### Dataset items

···

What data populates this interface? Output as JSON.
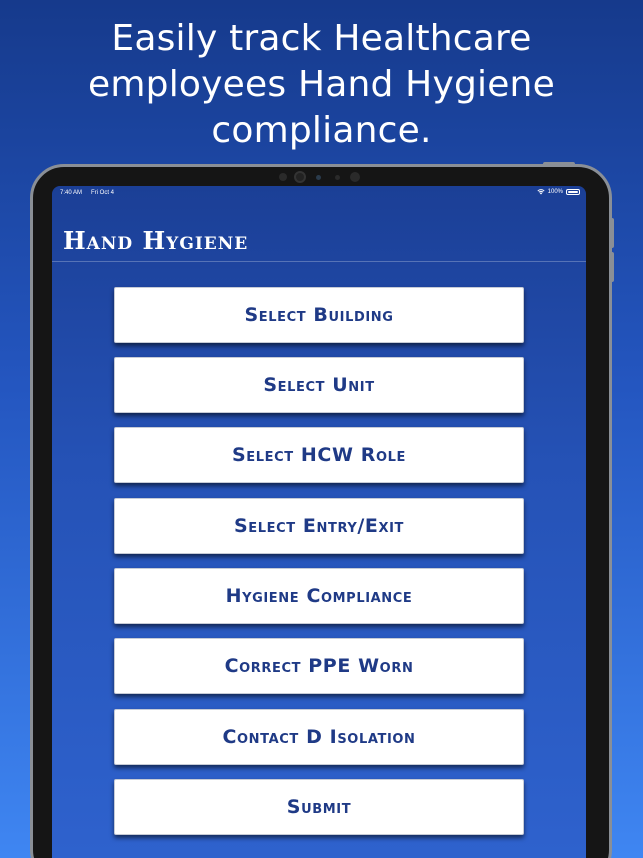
{
  "headline": {
    "line1": "Easily track Healthcare",
    "line2": "employees Hand Hygiene",
    "line3": "compliance."
  },
  "status_bar": {
    "time": "7:40 AM",
    "date": "Fri Oct 4",
    "battery": "100%",
    "icons": [
      "wifi-icon",
      "battery-icon"
    ]
  },
  "app": {
    "title": "Hand Hygiene"
  },
  "buttons": [
    {
      "label": "Select Building"
    },
    {
      "label": "Select Unit"
    },
    {
      "label": "Select HCW Role"
    },
    {
      "label": "Select Entry/Exit"
    },
    {
      "label": "Hygiene Compliance"
    },
    {
      "label": "Correct PPE Worn"
    },
    {
      "label": "Contact D Isolation"
    },
    {
      "label": "Submit"
    }
  ],
  "colors": {
    "background_top": "#163a8c",
    "background_bottom": "#3f86f2",
    "button_text": "#1f3a86",
    "button_bg": "#ffffff"
  }
}
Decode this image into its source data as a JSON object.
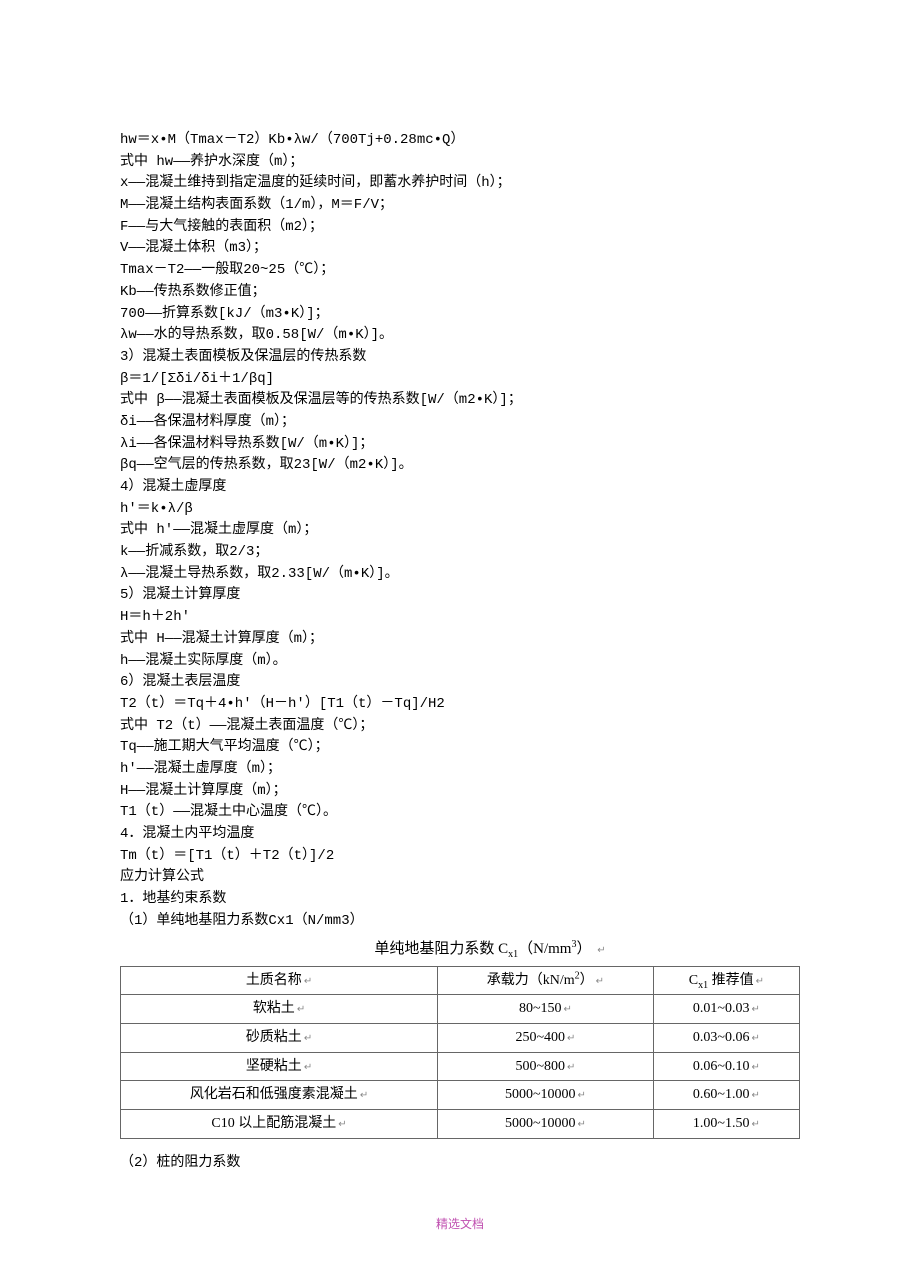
{
  "lines": [
    "hw＝x•M（Tmax－T2）Kb•λw/（700Tj+0.28mc•Q）",
    "式中 hw——养护水深度（m）；",
    "x——混凝土维持到指定温度的延续时间，即蓄水养护时间（h）；",
    "M——混凝土结构表面系数（1/m），M＝F/V；",
    "F——与大气接触的表面积（m2）；",
    "V——混凝土体积（m3）；",
    "Tmax－T2——一般取20~25（℃）；",
    "Kb——传热系数修正值；",
    "700——折算系数[kJ/（m3•K）]；",
    "λw——水的导热系数，取0.58[W/（m•K）]。",
    "3）混凝土表面模板及保温层的传热系数",
    "β＝1/[Σδi/δi＋1/βq]",
    "式中 β——混凝土表面模板及保温层等的传热系数[W/（m2•K）]；",
    "δi——各保温材料厚度（m）；",
    "λi——各保温材料导热系数[W/（m•K）]；",
    "βq——空气层的传热系数，取23[W/（m2•K）]。",
    "4）混凝土虚厚度",
    "h'＝k•λ/β",
    "式中 h'——混凝土虚厚度（m）；",
    "k——折减系数，取2/3；",
    "λ——混凝土导热系数，取2.33[W/（m•K）]。",
    "5）混凝土计算厚度",
    "H＝h＋2h'",
    "式中 H——混凝土计算厚度（m）；",
    "h——混凝土实际厚度（m）。",
    "6）混凝土表层温度",
    "T2（t）＝Tq＋4•h'（H－h'）[T1（t）－Tq]/H2",
    "式中 T2（t）——混凝土表面温度（℃）；",
    "Tq——施工期大气平均温度（℃）；",
    "h'——混凝土虚厚度（m）；",
    "H——混凝土计算厚度（m）；",
    "T1（t）——混凝土中心温度（℃）。",
    "4．混凝土内平均温度",
    "Tm（t）＝[T1（t）＋T2（t）]/2",
    "应力计算公式",
    "1．地基约束系数",
    "（1）单纯地基阻力系数Cx1（N/mm3）"
  ],
  "table": {
    "title_prefix": "单纯地基阻力系数 C",
    "title_sub": "x1",
    "title_unit": "（N/mm",
    "title_sup": "3",
    "title_close": "）",
    "headers": [
      "土质名称",
      "承载力（kN/m",
      "2",
      "）",
      "C",
      "x1",
      " 推荐值"
    ],
    "rows": [
      {
        "name": "软粘土",
        "bearing": "80~150",
        "cx1": "0.01~0.03"
      },
      {
        "name": "砂质粘土",
        "bearing": "250~400",
        "cx1": "0.03~0.06"
      },
      {
        "name": "坚硬粘土",
        "bearing": "500~800",
        "cx1": "0.06~0.10"
      },
      {
        "name": "风化岩石和低强度素混凝土",
        "bearing": "5000~10000",
        "cx1": "0.60~1.00"
      },
      {
        "name": "C10 以上配筋混凝土",
        "bearing": "5000~10000",
        "cx1": "1.00~1.50"
      }
    ]
  },
  "after_table": "（2）桩的阻力系数",
  "footer": "精选文档",
  "ret": "↵"
}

···

Set the pictures aside and transcribe the data above exactly.

### COMPLETE ANSWER
What data populates this interface? Output as JSON.
{
  "headline": {
    "line1": "Easily track Healthcare",
    "line2": "employees Hand Hygiene",
    "line3": "compliance."
  },
  "status_bar": {
    "time": "7:40 AM",
    "date": "Fri Oct 4",
    "battery": "100%",
    "icons": [
      "wifi-icon",
      "battery-icon"
    ]
  },
  "app": {
    "title": "Hand Hygiene"
  },
  "buttons": [
    {
      "label": "Select Building"
    },
    {
      "label": "Select Unit"
    },
    {
      "label": "Select HCW Role"
    },
    {
      "label": "Select Entry/Exit"
    },
    {
      "label": "Hygiene Compliance"
    },
    {
      "label": "Correct PPE Worn"
    },
    {
      "label": "Contact D Isolation"
    },
    {
      "label": "Submit"
    }
  ],
  "colors": {
    "background_top": "#163a8c",
    "background_bottom": "#3f86f2",
    "button_text": "#1f3a86",
    "button_bg": "#ffffff"
  }
}
Decode this image into its source data as a JSON object.
{
  "lines": [
    "hw＝x•M（Tmax－T2）Kb•λw/（700Tj+0.28mc•Q）",
    "式中 hw——养护水深度（m）；",
    "x——混凝土维持到指定温度的延续时间，即蓄水养护时间（h）；",
    "M——混凝土结构表面系数（1/m），M＝F/V；",
    "F——与大气接触的表面积（m2）；",
    "V——混凝土体积（m3）；",
    "Tmax－T2——一般取20~25（℃）；",
    "Kb——传热系数修正值；",
    "700——折算系数[kJ/（m3•K）]；",
    "λw——水的导热系数，取0.58[W/（m•K）]。",
    "3）混凝土表面模板及保温层的传热系数",
    "β＝1/[Σδi/δi＋1/βq]",
    "式中 β——混凝土表面模板及保温层等的传热系数[W/（m2•K）]；",
    "δi——各保温材料厚度（m）；",
    "λi——各保温材料导热系数[W/（m•K）]；",
    "βq——空气层的传热系数，取23[W/（m2•K）]。",
    "4）混凝土虚厚度",
    "h'＝k•λ/β",
    "式中 h'——混凝土虚厚度（m）；",
    "k——折减系数，取2/3；",
    "λ——混凝土导热系数，取2.33[W/（m•K）]。",
    "5）混凝土计算厚度",
    "H＝h＋2h'",
    "式中 H——混凝土计算厚度（m）；",
    "h——混凝土实际厚度（m）。",
    "6）混凝土表层温度",
    "T2（t）＝Tq＋4•h'（H－h'）[T1（t）－Tq]/H2",
    "式中 T2（t）——混凝土表面温度（℃）；",
    "Tq——施工期大气平均温度（℃）；",
    "h'——混凝土虚厚度（m）；",
    "H——混凝土计算厚度（m）；",
    "T1（t）——混凝土中心温度（℃）。",
    "4．混凝土内平均温度",
    "Tm（t）＝[T1（t）＋T2（t）]/2",
    "应力计算公式",
    "1．地基约束系数",
    "（1）单纯地基阻力系数Cx1（N/mm3）"
  ],
  "table": {
    "title_prefix": "单纯地基阻力系数 C",
    "title_sub": "x1",
    "title_unit": "（N/mm",
    "title_sup": "3",
    "title_close": "）",
    "headers": [
      "土质名称",
      "承载力（kN/m",
      "2",
      "）",
      "C",
      "x1",
      " 推荐值"
    ],
    "rows": [
      {
        "name": "软粘土",
        "bearing": "80~150",
        "cx1": "0.01~0.03"
      },
      {
        "name": "砂质粘土",
        "bearing": "250~400",
        "cx1": "0.03~0.06"
      },
      {
        "name": "坚硬粘土",
        "bearing": "500~800",
        "cx1": "0.06~0.10"
      },
      {
        "name": "风化岩石和低强度素混凝土",
        "bearing": "5000~10000",
        "cx1": "0.60~1.00"
      },
      {
        "name": "C10 以上配筋混凝土",
        "bearing": "5000~10000",
        "cx1": "1.00~1.50"
      }
    ]
  },
  "after_table": "（2）桩的阻力系数",
  "footer": "精选文档",
  "ret": "↵"
}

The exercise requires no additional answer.